═════ DATASET EXTRACT

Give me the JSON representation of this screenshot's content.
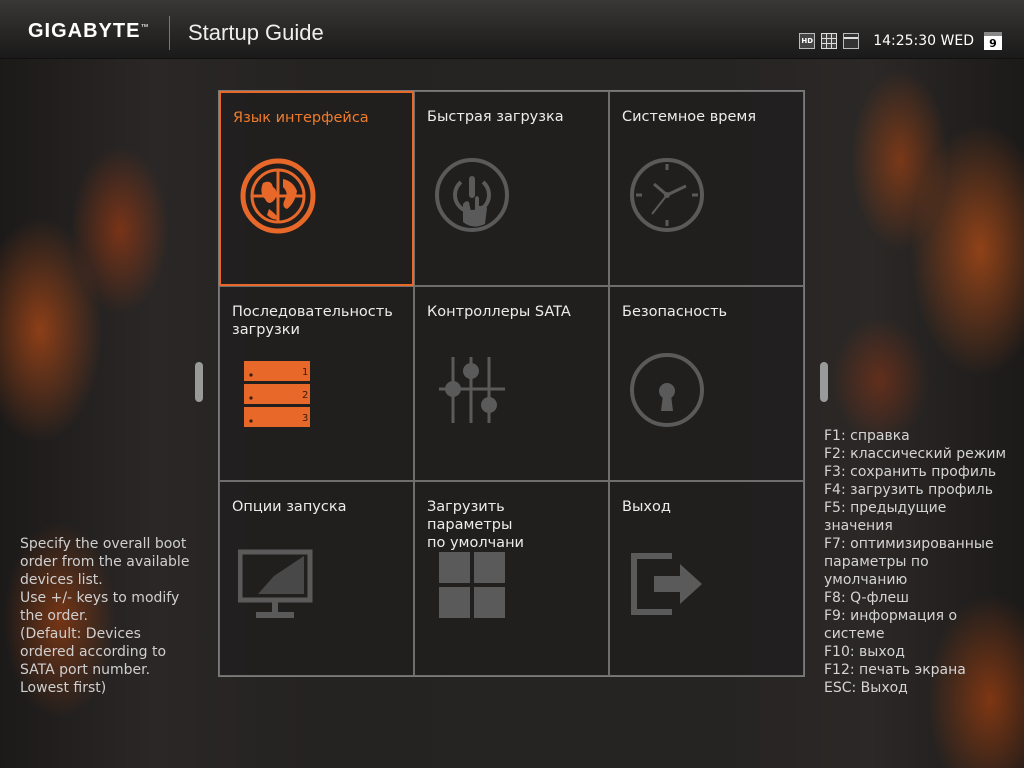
{
  "header": {
    "brand": "GIGABYTE",
    "brand_mark": "™",
    "title": "Startup Guide",
    "clock": "14:25:30 WED",
    "day": "9",
    "icons": [
      "hd-icon",
      "grid-view-icon",
      "window-view-icon",
      "calendar-icon"
    ]
  },
  "tiles": [
    {
      "label": "Язык интерфейса",
      "icon": "globe-icon"
    },
    {
      "label": "Быстрая загрузка",
      "icon": "power-touch-icon"
    },
    {
      "label": "Системное время",
      "icon": "clock-icon"
    },
    {
      "label": "Последовательность загрузки",
      "icon": "boot-order-icon",
      "order": [
        "1",
        "2",
        "3"
      ]
    },
    {
      "label": "Контроллеры SATA",
      "icon": "sliders-icon"
    },
    {
      "label": "Безопасность",
      "icon": "keyhole-icon"
    },
    {
      "label": "Опции запуска",
      "icon": "monitor-icon"
    },
    {
      "label": "Загрузить\nпараметры\nпо умолчани",
      "icon": "windows-icon"
    },
    {
      "label": "Выход",
      "icon": "exit-icon"
    }
  ],
  "help_text": "Specify the overall boot\norder from the available\ndevices list.\nUse +/- keys to modify\nthe order.\n(Default: Devices\nordered according to\nSATA port number.\nLowest first)",
  "hotkeys": [
    "F1: справка",
    "F2: классический режим",
    "F3: сохранить профиль",
    "F4: загрузить профиль",
    "F5: предыдущие\nзначения",
    "F7: оптимизированные\nпараметры по\nумолчанию",
    "F8: Q-флеш",
    "F9: информация о\nсистеме",
    "F10: выход",
    "F12: печать экрана",
    "ESC: Выход"
  ],
  "colors": {
    "accent": "#e8682a",
    "icon_gray": "#5a5a5a",
    "text": "#ececec"
  }
}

══════════

**EXERCISE BRIEF:**
From the material above, copy each line that includes the word "order".

**EXERCISE OUTPUT:**
      "icon": "boot-order-icon",
      "order": [
  "help_text": "Specify the overall boot\norder from the available\ndevices list.\nUse +/- keys to modify\nthe order.\n(Default: Devices\nordered according to\nSATA port number.\nLowest first)",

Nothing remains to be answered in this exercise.